Data entries
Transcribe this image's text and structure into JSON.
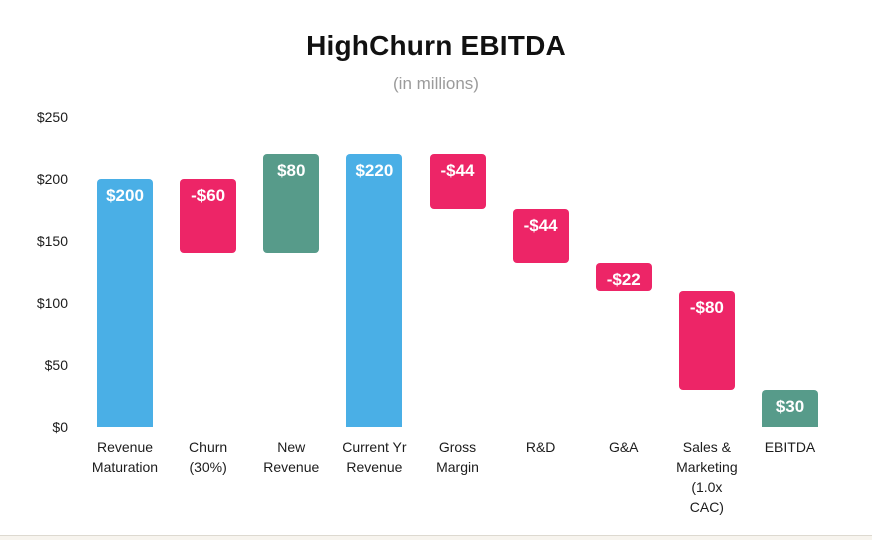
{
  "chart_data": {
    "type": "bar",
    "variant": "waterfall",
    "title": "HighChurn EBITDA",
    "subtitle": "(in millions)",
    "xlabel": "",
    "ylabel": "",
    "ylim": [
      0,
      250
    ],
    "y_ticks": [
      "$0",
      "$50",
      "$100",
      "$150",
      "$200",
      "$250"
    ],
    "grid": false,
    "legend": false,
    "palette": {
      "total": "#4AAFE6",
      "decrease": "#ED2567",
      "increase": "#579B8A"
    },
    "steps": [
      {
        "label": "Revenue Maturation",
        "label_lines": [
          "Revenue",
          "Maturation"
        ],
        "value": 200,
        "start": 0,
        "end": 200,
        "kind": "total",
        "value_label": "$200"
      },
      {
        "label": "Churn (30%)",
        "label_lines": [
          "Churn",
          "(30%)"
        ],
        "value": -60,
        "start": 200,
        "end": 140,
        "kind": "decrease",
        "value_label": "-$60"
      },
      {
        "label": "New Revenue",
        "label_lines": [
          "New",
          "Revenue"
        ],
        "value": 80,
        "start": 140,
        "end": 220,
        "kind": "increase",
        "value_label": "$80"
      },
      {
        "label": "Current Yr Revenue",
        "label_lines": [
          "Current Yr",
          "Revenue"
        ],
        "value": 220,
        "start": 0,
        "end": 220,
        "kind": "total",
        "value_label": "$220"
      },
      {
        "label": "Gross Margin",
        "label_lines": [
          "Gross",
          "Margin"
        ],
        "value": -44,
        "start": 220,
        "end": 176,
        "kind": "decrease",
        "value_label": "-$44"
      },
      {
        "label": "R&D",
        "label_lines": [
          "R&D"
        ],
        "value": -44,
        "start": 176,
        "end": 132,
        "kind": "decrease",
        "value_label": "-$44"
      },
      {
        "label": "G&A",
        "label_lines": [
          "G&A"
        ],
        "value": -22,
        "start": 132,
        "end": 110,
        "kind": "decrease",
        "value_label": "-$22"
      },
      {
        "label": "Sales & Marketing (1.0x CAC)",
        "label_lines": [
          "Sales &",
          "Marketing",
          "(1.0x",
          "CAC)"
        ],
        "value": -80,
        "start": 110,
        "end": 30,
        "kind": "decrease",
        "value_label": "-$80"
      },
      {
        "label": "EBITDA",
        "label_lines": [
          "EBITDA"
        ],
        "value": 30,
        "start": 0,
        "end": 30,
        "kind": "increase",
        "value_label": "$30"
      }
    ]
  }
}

* * *

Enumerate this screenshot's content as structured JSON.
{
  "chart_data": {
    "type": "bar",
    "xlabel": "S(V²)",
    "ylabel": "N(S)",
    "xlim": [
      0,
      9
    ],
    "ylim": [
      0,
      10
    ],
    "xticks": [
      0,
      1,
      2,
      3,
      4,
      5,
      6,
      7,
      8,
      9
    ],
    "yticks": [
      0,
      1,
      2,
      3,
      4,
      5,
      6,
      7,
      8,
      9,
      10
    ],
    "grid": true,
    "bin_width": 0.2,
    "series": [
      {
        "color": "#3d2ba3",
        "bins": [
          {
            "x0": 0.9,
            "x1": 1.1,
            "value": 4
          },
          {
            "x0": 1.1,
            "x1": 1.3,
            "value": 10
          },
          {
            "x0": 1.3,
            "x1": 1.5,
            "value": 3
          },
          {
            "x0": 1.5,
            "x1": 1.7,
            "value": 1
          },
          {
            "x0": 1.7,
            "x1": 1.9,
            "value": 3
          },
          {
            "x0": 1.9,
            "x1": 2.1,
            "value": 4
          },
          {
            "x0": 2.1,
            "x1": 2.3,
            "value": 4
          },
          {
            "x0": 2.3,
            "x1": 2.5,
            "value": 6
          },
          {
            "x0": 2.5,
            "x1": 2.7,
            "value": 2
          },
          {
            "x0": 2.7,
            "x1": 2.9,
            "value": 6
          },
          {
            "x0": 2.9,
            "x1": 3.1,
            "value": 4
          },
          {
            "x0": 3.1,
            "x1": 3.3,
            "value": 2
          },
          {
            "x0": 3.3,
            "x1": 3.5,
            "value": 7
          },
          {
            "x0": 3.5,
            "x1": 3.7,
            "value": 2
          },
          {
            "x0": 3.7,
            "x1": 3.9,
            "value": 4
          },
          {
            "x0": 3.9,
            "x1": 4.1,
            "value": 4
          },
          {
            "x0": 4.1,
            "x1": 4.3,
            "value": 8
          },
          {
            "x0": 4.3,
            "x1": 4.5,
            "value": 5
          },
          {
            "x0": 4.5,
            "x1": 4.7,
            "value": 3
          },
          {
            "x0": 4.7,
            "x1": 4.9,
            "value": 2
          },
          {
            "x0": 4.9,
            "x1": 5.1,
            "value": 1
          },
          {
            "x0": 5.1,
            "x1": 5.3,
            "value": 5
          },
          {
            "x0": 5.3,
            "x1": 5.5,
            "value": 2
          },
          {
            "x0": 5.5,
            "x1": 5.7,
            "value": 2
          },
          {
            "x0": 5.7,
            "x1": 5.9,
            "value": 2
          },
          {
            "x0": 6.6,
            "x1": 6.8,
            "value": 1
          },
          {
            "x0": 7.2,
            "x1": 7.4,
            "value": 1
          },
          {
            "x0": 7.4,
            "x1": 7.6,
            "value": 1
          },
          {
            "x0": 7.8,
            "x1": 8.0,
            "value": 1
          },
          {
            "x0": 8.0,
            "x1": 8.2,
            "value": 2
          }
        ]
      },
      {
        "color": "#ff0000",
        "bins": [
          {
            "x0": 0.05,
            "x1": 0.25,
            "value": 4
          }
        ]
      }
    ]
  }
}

▶ Exercise task:
Extract from the material all lines containing the string "Maturation".

▶ Exercise solution:
        "label": "Revenue Maturation",
          "Maturation"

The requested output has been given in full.